■ Instruction: From the listing below, extract each entry exactly as written, minus the images.

#####

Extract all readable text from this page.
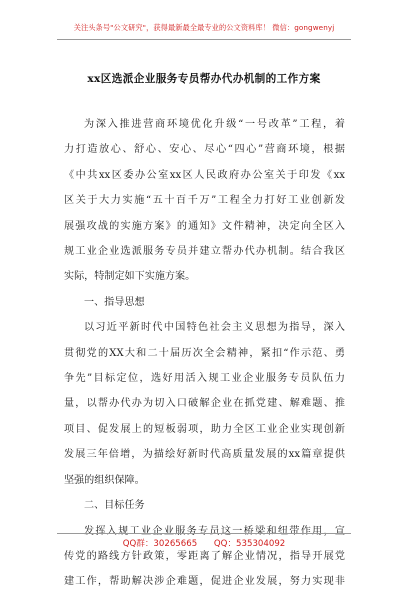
关注头条号"公文研究"，获得最新最全最专业的公文资料库！ 微信：gongwenyj
xx区选派企业服务专员帮办代办机制的工作方案

为深入推进营商环境优化升级“一号改革”工程，着
力打造放心、舒心、安心、尽心“四心”营商环境，根据
《中共xx区委办公室xx区人民政府办公室关于印发《xx
区关于大力实施“五十百千万”工程全力打好工业创新发
展强攻战的实施方案》的通知》文件精神，决定向全区入
规工业企业选派服务专员并建立帮办代办机制。结合我区
实际，特制定如下实施方案。
一、指导思想
以习近平新时代中国特色社会主义思想为指导，深入
贯彻党的XX大和二十届历次全会精神，紧扣“作示范、勇
争先”目标定位，选好用活入规工业企业服务专员队伍力
量，以帮办代办为切入口破解企业在抓党建、解难题、推
项目、促发展上的短板弱项，助力全区工业企业实现创新
发展三年倍增，为描绘好新时代高质量发展的xx篇章提供
坚强的组织保障。
二、目标任务
发挥入规工业企业服务专员这一桥梁和纽带作用，宣
传党的路线方针政策，零距离了解企业情况，指导开展党
建工作，帮助解决涉企难题，促进企业发展，努力实现非

QQ群：30265665 QQ：535304092
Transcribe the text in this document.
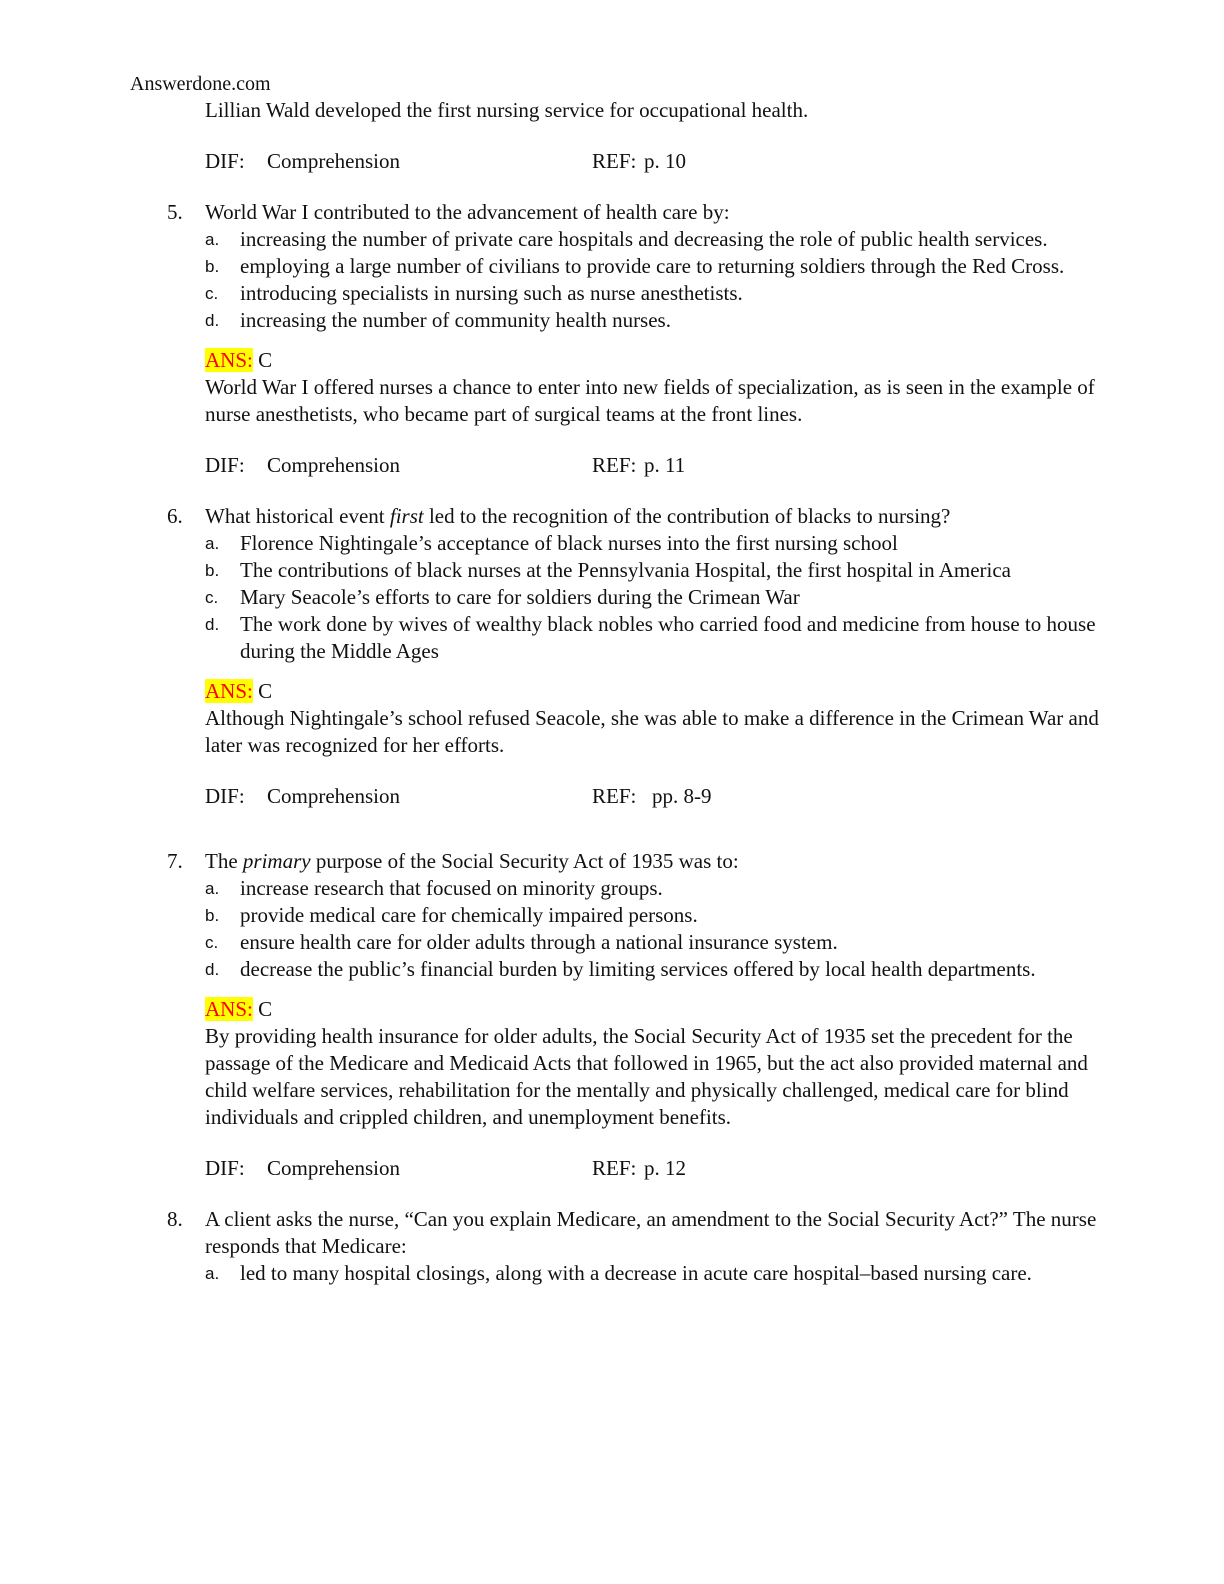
Answerdone.com

Lillian Wald developed the first nursing service for occupational health.

DIF: Comprehension	REF: p. 10
5. World War I contributed to the advancement of health care by:

a. increasing the number of private care hospitals and decreasing the role of public health services.
b. employing a large number of civilians to provide care to returning soldiers through the Red Cross.
c. introducing specialists in nursing such as nurse anesthetists.
d. increasing the number of community health nurses.

ANS: C

World War I offered nurses a chance to enter into new fields of specialization, as is seen in the example of nurse anesthetists, who became part of surgical teams at the front lines.

DIF: Comprehension	REF: p. 11
6. What historical event first led to the recognition of the contribution of blacks to nursing?

a. Florence Nightingale’s acceptance of black nurses into the first nursing school
b. The contributions of black nurses at the Pennsylvania Hospital, the first hospital in America
c. Mary Seacole’s efforts to care for soldiers during the Crimean War
d. The work done by wives of wealthy black nobles who carried food and medicine from house to house during the Middle Ages

ANS: C

Although Nightingale’s school refused Seacole, she was able to make a difference in the Crimean War and later was recognized for her efforts.

DIF: Comprehension	REF: pp. 8-9
7. The primary purpose of the Social Security Act of 1935 was to:

a. increase research that focused on minority groups.
b. provide medical care for chemically impaired persons.
c. ensure health care for older adults through a national insurance system.
d. decrease the public’s financial burden by limiting services offered by local health departments.

ANS: C

By providing health insurance for older adults, the Social Security Act of 1935 set the precedent for the passage of the Medicare and Medicaid Acts that followed in 1965, but the act also provided maternal and child welfare services, rehabilitation for the mentally and physically challenged, medical care for blind individuals and crippled children, and unemployment benefits.

DIF: Comprehension	REF: p. 12
8. A client asks the nurse, “Can you explain Medicare, an amendment to the Social Security Act?” The nurse responds that Medicare:

a. led to many hospital closings, along with a decrease in acute care hospital–based nursing care.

#####

■ Solution to this task:
Extract all readable text from this page.
关注头条号"公文研究"，获得最新最全最专业的公文资料库！ 微信：gongwenyj
xx区选派企业服务专员帮办代办机制的工作方案

为深入推进营商环境优化升级“一号改革”工程，着
力打造放心、舒心、安心、尽心“四心”营商环境，根据
《中共xx区委办公室xx区人民政府办公室关于印发《xx
区关于大力实施“五十百千万”工程全力打好工业创新发
展强攻战的实施方案》的通知》文件精神，决定向全区入
规工业企业选派服务专员并建立帮办代办机制。结合我区
实际，特制定如下实施方案。
一、指导思想
以习近平新时代中国特色社会主义思想为指导，深入
贯彻党的XX大和二十届历次全会精神，紧扣“作示范、勇
争先”目标定位，选好用活入规工业企业服务专员队伍力
量，以帮办代办为切入口破解企业在抓党建、解难题、推
项目、促发展上的短板弱项，助力全区工业企业实现创新
发展三年倍增，为描绘好新时代高质量发展的xx篇章提供
坚强的组织保障。
二、目标任务
发挥入规工业企业服务专员这一桥梁和纽带作用，宣
传党的路线方针政策，零距离了解企业情况，指导开展党
建工作，帮助解决涉企难题，促进企业发展，努力实现非

QQ群：30265665 QQ：535304092
Transcribe the text in this document.
Answerdone.com

Lillian Wald developed the first nursing service for occupational health.

DIF: Comprehension	REF: p. 10
5. World War I contributed to the advancement of health care by:

a. increasing the number of private care hospitals and decreasing the role of public health services.
b. employing a large number of civilians to provide care to returning soldiers through the Red Cross.
c. introducing specialists in nursing such as nurse anesthetists.
d. increasing the number of community health nurses.

ANS: C

World War I offered nurses a chance to enter into new fields of specialization, as is seen in the example of nurse anesthetists, who became part of surgical teams at the front lines.

DIF: Comprehension	REF: p. 11
6. What historical event first led to the recognition of the contribution of blacks to nursing?

a. Florence Nightingale’s acceptance of black nurses into the first nursing school
b. The contributions of black nurses at the Pennsylvania Hospital, the first hospital in America
c. Mary Seacole’s efforts to care for soldiers during the Crimean War
d. The work done by wives of wealthy black nobles who carried food and medicine from house to house during the Middle Ages

ANS: C

Although Nightingale’s school refused Seacole, she was able to make a difference in the Crimean War and later was recognized for her efforts.

DIF: Comprehension	REF: pp. 8-9
7. The primary purpose of the Social Security Act of 1935 was to:

a. increase research that focused on minority groups.
b. provide medical care for chemically impaired persons.
c. ensure health care for older adults through a national insurance system.
d. decrease the public’s financial burden by limiting services offered by local health departments.

ANS: C

By providing health insurance for older adults, the Social Security Act of 1935 set the precedent for the passage of the Medicare and Medicaid Acts that followed in 1965, but the act also provided maternal and child welfare services, rehabilitation for the mentally and physically challenged, medical care for blind individuals and crippled children, and unemployment benefits.

DIF: Comprehension	REF: p. 12
8. A client asks the nurse, “Can you explain Medicare, an amendment to the Social Security Act?” The nurse responds that Medicare:

a. led to many hospital closings, along with a decrease in acute care hospital–based nursing care.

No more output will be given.